--- The exercise ---
Scan the data below and pick out the lines containing the word "объекта".

Raw records
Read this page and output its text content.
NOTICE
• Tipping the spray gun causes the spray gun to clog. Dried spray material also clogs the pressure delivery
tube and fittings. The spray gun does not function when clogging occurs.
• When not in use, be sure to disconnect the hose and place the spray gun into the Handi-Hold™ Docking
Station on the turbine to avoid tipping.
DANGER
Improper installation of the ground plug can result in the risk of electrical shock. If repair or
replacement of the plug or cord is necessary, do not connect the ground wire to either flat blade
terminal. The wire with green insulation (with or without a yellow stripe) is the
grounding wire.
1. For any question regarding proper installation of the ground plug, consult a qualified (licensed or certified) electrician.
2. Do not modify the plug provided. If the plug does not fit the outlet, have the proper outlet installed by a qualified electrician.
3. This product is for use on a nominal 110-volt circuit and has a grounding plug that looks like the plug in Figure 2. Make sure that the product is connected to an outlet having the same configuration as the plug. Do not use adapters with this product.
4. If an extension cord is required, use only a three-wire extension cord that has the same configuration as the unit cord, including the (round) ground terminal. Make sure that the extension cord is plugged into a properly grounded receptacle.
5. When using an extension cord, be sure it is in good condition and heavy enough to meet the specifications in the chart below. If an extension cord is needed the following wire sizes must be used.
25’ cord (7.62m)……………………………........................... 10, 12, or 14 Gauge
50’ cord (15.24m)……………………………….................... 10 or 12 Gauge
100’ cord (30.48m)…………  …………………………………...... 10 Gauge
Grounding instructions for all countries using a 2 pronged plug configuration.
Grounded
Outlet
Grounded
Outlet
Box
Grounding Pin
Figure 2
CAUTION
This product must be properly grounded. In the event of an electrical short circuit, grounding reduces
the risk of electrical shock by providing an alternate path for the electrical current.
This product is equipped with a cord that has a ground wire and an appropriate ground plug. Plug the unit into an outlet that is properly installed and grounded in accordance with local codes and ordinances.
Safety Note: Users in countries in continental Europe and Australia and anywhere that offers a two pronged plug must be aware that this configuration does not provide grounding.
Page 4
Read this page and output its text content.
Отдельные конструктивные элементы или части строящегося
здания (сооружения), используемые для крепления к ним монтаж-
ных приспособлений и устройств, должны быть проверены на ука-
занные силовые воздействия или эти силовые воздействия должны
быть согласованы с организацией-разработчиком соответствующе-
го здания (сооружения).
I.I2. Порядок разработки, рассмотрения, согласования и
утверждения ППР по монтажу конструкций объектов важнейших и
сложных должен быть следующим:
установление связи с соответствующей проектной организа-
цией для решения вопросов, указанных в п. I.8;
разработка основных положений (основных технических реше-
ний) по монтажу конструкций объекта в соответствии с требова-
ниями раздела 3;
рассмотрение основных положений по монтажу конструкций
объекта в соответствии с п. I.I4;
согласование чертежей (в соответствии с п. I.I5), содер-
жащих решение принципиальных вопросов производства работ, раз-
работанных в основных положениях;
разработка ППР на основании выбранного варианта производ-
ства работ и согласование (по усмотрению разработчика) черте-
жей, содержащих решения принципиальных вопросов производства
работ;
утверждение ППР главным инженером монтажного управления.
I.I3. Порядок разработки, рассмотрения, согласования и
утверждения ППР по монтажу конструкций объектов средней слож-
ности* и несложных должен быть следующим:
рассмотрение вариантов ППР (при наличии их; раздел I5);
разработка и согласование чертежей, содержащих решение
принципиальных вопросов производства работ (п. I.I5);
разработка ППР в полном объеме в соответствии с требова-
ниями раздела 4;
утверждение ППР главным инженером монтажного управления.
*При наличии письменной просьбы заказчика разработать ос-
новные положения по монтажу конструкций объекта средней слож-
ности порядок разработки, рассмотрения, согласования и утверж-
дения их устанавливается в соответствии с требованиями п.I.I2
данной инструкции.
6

--- Full output ---
ний) по монтажу конструкций объекта в соответствии с требова-
объекта в соответствии с п. I.I4;
новные положения по монтажу конструкций объекта средней слож-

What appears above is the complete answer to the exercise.